• **DIRECTIONS FOR THIS TASK**
Write out the full set of records below exactly.

##### SUPPLIED RECORDS #####

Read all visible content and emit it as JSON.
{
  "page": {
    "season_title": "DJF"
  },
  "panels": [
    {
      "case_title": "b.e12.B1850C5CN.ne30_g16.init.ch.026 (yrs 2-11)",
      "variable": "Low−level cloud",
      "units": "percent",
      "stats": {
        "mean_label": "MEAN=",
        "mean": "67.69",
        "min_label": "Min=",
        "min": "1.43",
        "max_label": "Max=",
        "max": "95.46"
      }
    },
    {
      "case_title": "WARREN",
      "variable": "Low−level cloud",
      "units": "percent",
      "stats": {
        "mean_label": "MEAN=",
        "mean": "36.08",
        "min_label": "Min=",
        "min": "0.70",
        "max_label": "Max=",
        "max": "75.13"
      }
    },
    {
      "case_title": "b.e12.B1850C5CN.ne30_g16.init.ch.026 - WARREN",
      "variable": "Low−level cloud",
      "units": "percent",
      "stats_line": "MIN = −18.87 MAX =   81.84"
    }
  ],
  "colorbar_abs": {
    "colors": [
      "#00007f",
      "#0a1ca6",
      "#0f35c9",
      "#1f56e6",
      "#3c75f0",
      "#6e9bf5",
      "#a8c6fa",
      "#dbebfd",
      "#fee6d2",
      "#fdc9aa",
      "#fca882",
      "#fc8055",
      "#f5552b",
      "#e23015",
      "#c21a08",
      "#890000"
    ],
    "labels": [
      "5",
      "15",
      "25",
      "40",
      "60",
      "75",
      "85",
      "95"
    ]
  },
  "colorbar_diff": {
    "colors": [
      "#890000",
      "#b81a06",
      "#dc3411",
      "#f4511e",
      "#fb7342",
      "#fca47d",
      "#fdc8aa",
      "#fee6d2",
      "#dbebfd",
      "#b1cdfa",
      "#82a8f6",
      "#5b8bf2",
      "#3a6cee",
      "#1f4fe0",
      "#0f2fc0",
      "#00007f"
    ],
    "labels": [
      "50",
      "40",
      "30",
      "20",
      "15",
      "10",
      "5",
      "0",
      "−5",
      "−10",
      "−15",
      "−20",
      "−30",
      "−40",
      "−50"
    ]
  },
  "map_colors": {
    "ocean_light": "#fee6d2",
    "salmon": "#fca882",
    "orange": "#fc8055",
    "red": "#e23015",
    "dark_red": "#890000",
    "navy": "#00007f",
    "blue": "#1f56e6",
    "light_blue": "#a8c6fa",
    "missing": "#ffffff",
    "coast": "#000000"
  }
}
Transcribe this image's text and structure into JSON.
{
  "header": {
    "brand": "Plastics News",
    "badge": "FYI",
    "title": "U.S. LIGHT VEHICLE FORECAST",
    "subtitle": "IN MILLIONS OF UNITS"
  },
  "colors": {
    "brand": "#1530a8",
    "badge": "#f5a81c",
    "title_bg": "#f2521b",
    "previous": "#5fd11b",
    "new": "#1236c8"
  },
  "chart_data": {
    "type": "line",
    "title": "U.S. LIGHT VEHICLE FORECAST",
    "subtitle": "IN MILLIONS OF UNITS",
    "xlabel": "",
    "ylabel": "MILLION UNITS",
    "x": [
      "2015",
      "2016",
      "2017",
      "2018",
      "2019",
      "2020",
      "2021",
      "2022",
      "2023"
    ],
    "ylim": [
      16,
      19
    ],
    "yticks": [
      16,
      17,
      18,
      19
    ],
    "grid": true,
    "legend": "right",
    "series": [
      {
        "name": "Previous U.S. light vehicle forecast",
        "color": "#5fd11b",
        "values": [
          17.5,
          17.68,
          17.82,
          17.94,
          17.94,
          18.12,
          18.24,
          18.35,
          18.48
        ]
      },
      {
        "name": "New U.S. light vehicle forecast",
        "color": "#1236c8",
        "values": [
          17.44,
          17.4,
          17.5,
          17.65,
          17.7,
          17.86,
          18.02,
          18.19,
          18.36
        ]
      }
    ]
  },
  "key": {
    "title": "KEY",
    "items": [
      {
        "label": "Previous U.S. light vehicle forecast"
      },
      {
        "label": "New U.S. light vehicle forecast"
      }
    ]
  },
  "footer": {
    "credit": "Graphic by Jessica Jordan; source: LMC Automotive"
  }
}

#####

• **ANSWER BELOW**
Read all visible content and emit it as JSON.
{
  "page": {
    "season_title": "DJF"
  },
  "panels": [
    {
      "case_title": "b.e12.B1850C5CN.ne30_g16.init.ch.026 (yrs 2-11)",
      "variable": "Low−level cloud",
      "units": "percent",
      "stats": {
        "mean_label": "MEAN=",
        "mean": "67.69",
        "min_label": "Min=",
        "min": "1.43",
        "max_label": "Max=",
        "max": "95.46"
      }
    },
    {
      "case_title": "WARREN",
      "variable": "Low−level cloud",
      "units": "percent",
      "stats": {
        "mean_label": "MEAN=",
        "mean": "36.08",
        "min_label": "Min=",
        "min": "0.70",
        "max_label": "Max=",
        "max": "75.13"
      }
    },
    {
      "case_title": "b.e12.B1850C5CN.ne30_g16.init.ch.026 - WARREN",
      "variable": "Low−level cloud",
      "units": "percent",
      "stats_line": "MIN = −18.87 MAX =   81.84"
    }
  ],
  "colorbar_abs": {
    "colors": [
      "#00007f",
      "#0a1ca6",
      "#0f35c9",
      "#1f56e6",
      "#3c75f0",
      "#6e9bf5",
      "#a8c6fa",
      "#dbebfd",
      "#fee6d2",
      "#fdc9aa",
      "#fca882",
      "#fc8055",
      "#f5552b",
      "#e23015",
      "#c21a08",
      "#890000"
    ],
    "labels": [
      "5",
      "15",
      "25",
      "40",
      "60",
      "75",
      "85",
      "95"
    ]
  },
  "colorbar_diff": {
    "colors": [
      "#890000",
      "#b81a06",
      "#dc3411",
      "#f4511e",
      "#fb7342",
      "#fca47d",
      "#fdc8aa",
      "#fee6d2",
      "#dbebfd",
      "#b1cdfa",
      "#82a8f6",
      "#5b8bf2",
      "#3a6cee",
      "#1f4fe0",
      "#0f2fc0",
      "#00007f"
    ],
    "labels": [
      "50",
      "40",
      "30",
      "20",
      "15",
      "10",
      "5",
      "0",
      "−5",
      "−10",
      "−15",
      "−20",
      "−30",
      "−40",
      "−50"
    ]
  },
  "map_colors": {
    "ocean_light": "#fee6d2",
    "salmon": "#fca882",
    "orange": "#fc8055",
    "red": "#e23015",
    "dark_red": "#890000",
    "navy": "#00007f",
    "blue": "#1f56e6",
    "light_blue": "#a8c6fa",
    "missing": "#ffffff",
    "coast": "#000000"
  }
}
Transcribe this image's text and structure into JSON.
{
  "header": {
    "brand": "Plastics News",
    "badge": "FYI",
    "title": "U.S. LIGHT VEHICLE FORECAST",
    "subtitle": "IN MILLIONS OF UNITS"
  },
  "colors": {
    "brand": "#1530a8",
    "badge": "#f5a81c",
    "title_bg": "#f2521b",
    "previous": "#5fd11b",
    "new": "#1236c8"
  },
  "chart_data": {
    "type": "line",
    "title": "U.S. LIGHT VEHICLE FORECAST",
    "subtitle": "IN MILLIONS OF UNITS",
    "xlabel": "",
    "ylabel": "MILLION UNITS",
    "x": [
      "2015",
      "2016",
      "2017",
      "2018",
      "2019",
      "2020",
      "2021",
      "2022",
      "2023"
    ],
    "ylim": [
      16,
      19
    ],
    "yticks": [
      16,
      17,
      18,
      19
    ],
    "grid": true,
    "legend": "right",
    "series": [
      {
        "name": "Previous U.S. light vehicle forecast",
        "color": "#5fd11b",
        "values": [
          17.5,
          17.68,
          17.82,
          17.94,
          17.94,
          18.12,
          18.24,
          18.35,
          18.48
        ]
      },
      {
        "name": "New U.S. light vehicle forecast",
        "color": "#1236c8",
        "values": [
          17.44,
          17.4,
          17.5,
          17.65,
          17.7,
          17.86,
          18.02,
          18.19,
          18.36
        ]
      }
    ]
  },
  "key": {
    "title": "KEY",
    "items": [
      {
        "label": "Previous U.S. light vehicle forecast"
      },
      {
        "label": "New U.S. light vehicle forecast"
      }
    ]
  },
  "footer": {
    "credit": "Graphic by Jessica Jordan; source: LMC Automotive"
  }
}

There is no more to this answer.